Stored data:
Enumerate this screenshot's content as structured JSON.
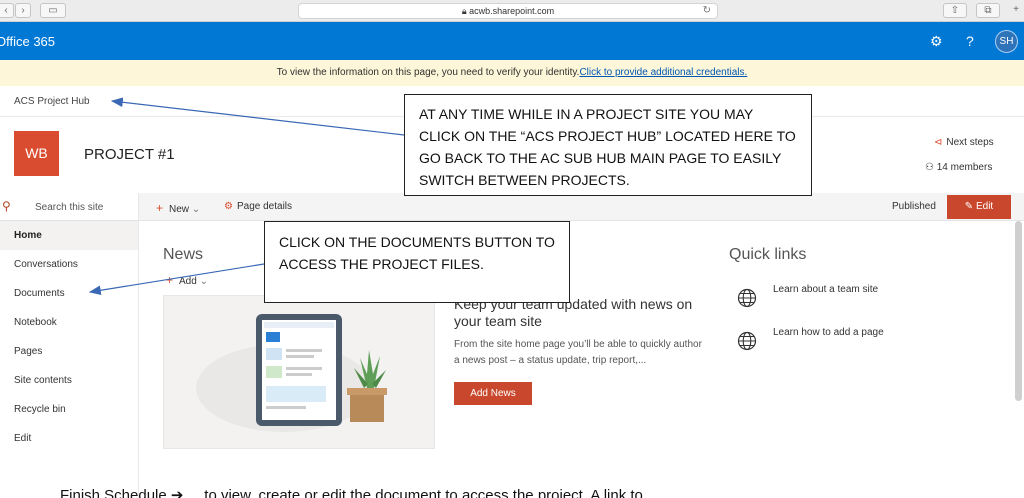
{
  "browser": {
    "url": "acwb.sharepoint.com",
    "lock_icon": "lock-icon"
  },
  "suite": {
    "brand": "Office 365",
    "avatar_initials": "SH",
    "accent": "#0078d4"
  },
  "banner": {
    "text": "To view the information on this page, you need to verify your identity.",
    "link": "Click to provide additional credentials."
  },
  "hub": {
    "label": "ACS Project Hub"
  },
  "site": {
    "logo_text": "WB",
    "logo_color": "#d94c30",
    "title": "PROJECT #1",
    "next_steps": "Next steps",
    "members": "14 members"
  },
  "leftnav": {
    "search_placeholder": "Search this site",
    "items": [
      {
        "label": "Home"
      },
      {
        "label": "Conversations"
      },
      {
        "label": "Documents"
      },
      {
        "label": "Notebook"
      },
      {
        "label": "Pages"
      },
      {
        "label": "Site contents"
      },
      {
        "label": "Recycle bin"
      },
      {
        "label": "Edit"
      }
    ]
  },
  "cmdbar": {
    "new": "New",
    "page_details": "Page details",
    "status": "Published",
    "edit": "Edit"
  },
  "news": {
    "heading": "News",
    "add": "Add",
    "headline": "Keep your team updated with news on your team site",
    "description": "From the site home page you’ll be able to quickly author a news post – a status update, trip report,...",
    "button": "Add News"
  },
  "quick_links": {
    "heading": "Quick links",
    "items": [
      {
        "label": "Learn about a team site"
      },
      {
        "label": "Learn how to add a page"
      }
    ]
  },
  "callouts": {
    "hub": "AT ANY TIME WHILE IN A PROJECT SITE YOU MAY CLICK ON THE “ACS PROJECT HUB” LOCATED HERE TO GO BACK TO THE AC SUB HUB MAIN PAGE TO EASILY SWITCH BETWEEN PROJECTS.",
    "documents": "CLICK ON THE DOCUMENTS BUTTON TO ACCESS THE PROJECT FILES."
  },
  "bottom_text": "Finish Schedule ➔ ... to view, create or edit the document to access the project. A link to..."
}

§ **WRITTEN PROBLEM**: Exactly reproduce the entries above, minus the pictures.

§ **SOLVED EXERCISE**:
Enumerate this screenshot's content as structured JSON.
{
  "browser": {
    "url": "acwb.sharepoint.com",
    "lock_icon": "lock-icon"
  },
  "suite": {
    "brand": "Office 365",
    "avatar_initials": "SH",
    "accent": "#0078d4"
  },
  "banner": {
    "text": "To view the information on this page, you need to verify your identity.",
    "link": "Click to provide additional credentials."
  },
  "hub": {
    "label": "ACS Project Hub"
  },
  "site": {
    "logo_text": "WB",
    "logo_color": "#d94c30",
    "title": "PROJECT #1",
    "next_steps": "Next steps",
    "members": "14 members"
  },
  "leftnav": {
    "search_placeholder": "Search this site",
    "items": [
      {
        "label": "Home"
      },
      {
        "label": "Conversations"
      },
      {
        "label": "Documents"
      },
      {
        "label": "Notebook"
      },
      {
        "label": "Pages"
      },
      {
        "label": "Site contents"
      },
      {
        "label": "Recycle bin"
      },
      {
        "label": "Edit"
      }
    ]
  },
  "cmdbar": {
    "new": "New",
    "page_details": "Page details",
    "status": "Published",
    "edit": "Edit"
  },
  "news": {
    "heading": "News",
    "add": "Add",
    "headline": "Keep your team updated with news on your team site",
    "description": "From the site home page you’ll be able to quickly author a news post – a status update, trip report,...",
    "button": "Add News"
  },
  "quick_links": {
    "heading": "Quick links",
    "items": [
      {
        "label": "Learn about a team site"
      },
      {
        "label": "Learn how to add a page"
      }
    ]
  },
  "callouts": {
    "hub": "AT ANY TIME WHILE IN A PROJECT SITE YOU MAY CLICK ON THE “ACS PROJECT HUB” LOCATED HERE TO GO BACK TO THE AC SUB HUB MAIN PAGE TO EASILY SWITCH BETWEEN PROJECTS.",
    "documents": "CLICK ON THE DOCUMENTS BUTTON TO ACCESS THE PROJECT FILES."
  },
  "bottom_text": "Finish Schedule ➔ ... to view, create or edit the document to access the project. A link to..."
}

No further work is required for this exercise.